-- Start DATA IN THIS EXERCISE --

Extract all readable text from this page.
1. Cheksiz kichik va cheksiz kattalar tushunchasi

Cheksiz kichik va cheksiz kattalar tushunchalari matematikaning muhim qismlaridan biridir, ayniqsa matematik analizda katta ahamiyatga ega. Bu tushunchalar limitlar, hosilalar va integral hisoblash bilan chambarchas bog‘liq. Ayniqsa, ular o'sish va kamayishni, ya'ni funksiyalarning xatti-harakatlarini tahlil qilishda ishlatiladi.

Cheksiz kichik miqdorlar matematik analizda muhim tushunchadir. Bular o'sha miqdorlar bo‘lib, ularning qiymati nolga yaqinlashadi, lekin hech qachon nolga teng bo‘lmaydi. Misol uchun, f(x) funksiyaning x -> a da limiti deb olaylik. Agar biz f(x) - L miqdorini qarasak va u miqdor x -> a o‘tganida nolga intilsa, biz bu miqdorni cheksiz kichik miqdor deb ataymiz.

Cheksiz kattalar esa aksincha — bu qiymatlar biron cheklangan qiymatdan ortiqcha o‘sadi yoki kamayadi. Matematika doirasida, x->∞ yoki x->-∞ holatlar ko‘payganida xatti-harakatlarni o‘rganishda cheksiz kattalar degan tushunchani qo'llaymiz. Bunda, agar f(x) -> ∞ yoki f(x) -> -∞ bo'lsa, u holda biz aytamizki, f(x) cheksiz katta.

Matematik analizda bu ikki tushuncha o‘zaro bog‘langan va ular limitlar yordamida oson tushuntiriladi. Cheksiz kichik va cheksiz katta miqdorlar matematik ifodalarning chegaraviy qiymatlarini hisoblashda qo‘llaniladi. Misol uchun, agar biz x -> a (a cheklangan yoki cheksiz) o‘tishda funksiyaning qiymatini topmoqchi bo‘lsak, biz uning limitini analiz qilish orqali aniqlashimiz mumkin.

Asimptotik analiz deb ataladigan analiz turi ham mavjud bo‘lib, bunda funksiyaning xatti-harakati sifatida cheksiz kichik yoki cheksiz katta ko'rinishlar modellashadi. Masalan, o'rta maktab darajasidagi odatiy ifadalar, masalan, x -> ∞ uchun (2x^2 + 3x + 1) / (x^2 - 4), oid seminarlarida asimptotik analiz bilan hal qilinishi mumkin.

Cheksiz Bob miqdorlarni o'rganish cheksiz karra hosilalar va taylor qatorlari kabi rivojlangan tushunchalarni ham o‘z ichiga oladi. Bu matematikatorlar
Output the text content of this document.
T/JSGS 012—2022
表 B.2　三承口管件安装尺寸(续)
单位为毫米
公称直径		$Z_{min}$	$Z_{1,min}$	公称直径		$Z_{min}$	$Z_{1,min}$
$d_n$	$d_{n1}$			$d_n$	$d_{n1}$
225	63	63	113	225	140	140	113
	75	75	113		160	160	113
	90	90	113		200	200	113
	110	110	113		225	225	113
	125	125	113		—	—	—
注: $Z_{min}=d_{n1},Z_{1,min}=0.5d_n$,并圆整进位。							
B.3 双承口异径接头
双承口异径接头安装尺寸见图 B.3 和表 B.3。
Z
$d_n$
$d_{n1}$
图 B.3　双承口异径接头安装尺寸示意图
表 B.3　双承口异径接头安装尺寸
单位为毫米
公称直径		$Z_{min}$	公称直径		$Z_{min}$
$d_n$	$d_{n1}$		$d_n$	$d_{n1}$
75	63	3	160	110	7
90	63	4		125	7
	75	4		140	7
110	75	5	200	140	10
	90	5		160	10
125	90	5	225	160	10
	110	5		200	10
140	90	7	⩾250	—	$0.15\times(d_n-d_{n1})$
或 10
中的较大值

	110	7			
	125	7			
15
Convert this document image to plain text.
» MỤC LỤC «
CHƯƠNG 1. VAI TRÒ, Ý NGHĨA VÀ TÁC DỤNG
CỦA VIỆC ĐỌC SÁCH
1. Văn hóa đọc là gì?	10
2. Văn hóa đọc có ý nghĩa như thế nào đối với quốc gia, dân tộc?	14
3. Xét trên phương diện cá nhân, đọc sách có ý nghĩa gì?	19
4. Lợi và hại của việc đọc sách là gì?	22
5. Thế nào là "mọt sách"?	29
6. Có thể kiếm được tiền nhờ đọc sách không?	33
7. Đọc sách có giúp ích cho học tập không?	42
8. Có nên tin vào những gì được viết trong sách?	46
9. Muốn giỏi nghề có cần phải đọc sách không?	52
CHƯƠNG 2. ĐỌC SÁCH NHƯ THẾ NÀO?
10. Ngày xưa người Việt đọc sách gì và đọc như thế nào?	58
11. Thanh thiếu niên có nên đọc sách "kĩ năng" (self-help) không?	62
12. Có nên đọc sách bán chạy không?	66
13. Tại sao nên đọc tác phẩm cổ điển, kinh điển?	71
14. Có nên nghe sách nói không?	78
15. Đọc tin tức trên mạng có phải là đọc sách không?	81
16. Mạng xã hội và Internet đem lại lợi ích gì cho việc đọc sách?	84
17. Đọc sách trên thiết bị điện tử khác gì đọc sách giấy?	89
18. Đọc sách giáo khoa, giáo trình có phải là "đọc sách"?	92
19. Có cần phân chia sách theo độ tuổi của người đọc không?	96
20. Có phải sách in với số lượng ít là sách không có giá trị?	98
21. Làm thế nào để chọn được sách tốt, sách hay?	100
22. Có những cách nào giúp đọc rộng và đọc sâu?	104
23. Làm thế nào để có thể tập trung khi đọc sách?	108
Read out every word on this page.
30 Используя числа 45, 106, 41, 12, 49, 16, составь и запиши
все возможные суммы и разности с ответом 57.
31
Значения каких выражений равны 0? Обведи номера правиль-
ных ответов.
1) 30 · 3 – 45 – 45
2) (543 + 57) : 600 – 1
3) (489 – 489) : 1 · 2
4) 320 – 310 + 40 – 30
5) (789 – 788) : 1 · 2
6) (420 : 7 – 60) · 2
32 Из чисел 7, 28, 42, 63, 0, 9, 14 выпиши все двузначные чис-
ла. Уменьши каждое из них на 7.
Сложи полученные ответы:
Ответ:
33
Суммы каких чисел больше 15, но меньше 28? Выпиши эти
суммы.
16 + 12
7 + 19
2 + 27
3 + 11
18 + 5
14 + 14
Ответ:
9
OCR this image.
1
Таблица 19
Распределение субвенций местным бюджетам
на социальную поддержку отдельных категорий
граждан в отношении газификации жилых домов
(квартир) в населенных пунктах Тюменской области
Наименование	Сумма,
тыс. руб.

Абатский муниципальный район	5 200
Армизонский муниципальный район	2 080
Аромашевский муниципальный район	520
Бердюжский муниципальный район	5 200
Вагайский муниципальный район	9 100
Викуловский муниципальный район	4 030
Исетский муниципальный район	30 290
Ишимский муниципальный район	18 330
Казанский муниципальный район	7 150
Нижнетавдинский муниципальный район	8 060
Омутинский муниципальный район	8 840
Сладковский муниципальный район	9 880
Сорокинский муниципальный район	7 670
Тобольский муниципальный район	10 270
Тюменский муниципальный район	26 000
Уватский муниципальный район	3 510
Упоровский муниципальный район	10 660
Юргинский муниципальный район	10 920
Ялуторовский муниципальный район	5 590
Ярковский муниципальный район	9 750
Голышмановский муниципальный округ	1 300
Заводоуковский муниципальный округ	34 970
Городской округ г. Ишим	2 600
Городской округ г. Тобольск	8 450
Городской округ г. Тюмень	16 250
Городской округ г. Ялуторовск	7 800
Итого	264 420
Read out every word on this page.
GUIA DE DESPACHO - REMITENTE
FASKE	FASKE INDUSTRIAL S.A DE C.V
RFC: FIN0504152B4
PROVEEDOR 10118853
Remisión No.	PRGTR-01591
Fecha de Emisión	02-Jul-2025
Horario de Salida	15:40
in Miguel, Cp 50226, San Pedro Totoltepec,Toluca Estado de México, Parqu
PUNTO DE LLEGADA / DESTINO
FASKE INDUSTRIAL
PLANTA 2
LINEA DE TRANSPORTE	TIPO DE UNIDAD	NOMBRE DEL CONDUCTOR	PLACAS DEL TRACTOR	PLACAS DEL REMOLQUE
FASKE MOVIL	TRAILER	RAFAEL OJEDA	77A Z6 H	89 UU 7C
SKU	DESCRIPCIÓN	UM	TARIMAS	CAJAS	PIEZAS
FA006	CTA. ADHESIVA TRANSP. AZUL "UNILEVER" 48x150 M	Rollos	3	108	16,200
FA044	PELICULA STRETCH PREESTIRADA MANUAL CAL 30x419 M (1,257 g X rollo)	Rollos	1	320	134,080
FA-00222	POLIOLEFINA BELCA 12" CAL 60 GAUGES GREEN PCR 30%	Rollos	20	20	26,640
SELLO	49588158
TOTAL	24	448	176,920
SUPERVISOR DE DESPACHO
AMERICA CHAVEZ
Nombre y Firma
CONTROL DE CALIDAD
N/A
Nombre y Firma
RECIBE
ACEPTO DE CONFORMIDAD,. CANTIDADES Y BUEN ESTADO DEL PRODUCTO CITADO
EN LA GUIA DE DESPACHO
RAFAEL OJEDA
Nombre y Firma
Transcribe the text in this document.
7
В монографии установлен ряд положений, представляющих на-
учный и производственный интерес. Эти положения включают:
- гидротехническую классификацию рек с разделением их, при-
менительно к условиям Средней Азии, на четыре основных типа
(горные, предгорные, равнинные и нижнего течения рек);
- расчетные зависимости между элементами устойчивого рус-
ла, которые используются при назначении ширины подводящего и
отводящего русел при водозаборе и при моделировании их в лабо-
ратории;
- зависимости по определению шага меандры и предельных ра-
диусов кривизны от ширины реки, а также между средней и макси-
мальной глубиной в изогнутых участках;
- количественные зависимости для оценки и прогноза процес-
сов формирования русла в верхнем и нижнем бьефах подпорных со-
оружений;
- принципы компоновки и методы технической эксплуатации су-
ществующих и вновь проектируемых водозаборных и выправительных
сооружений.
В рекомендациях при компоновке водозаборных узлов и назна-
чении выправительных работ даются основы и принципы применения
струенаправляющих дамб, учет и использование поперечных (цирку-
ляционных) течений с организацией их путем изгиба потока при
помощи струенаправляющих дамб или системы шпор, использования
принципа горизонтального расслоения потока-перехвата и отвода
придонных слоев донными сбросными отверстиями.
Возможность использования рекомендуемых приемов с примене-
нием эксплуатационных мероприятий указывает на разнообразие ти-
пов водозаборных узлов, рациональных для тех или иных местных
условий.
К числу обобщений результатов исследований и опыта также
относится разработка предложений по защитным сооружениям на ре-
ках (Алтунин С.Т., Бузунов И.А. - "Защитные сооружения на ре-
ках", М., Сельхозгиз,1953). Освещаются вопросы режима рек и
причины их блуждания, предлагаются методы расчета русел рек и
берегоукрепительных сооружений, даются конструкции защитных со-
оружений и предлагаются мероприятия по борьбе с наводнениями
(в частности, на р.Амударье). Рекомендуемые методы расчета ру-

-- End DATA IN THIS EXERCISE --

- **TASK OBJECTIVE**: Which lines hold the word "чисел"? Copy every one of them.

- **SOLUTION**:
32 Из чисел 7, 28, 42, 63, 0, 9, 14 выпиши все двузначные чис-
Суммы каких чисел больше 15, но меньше 28? Выпиши эти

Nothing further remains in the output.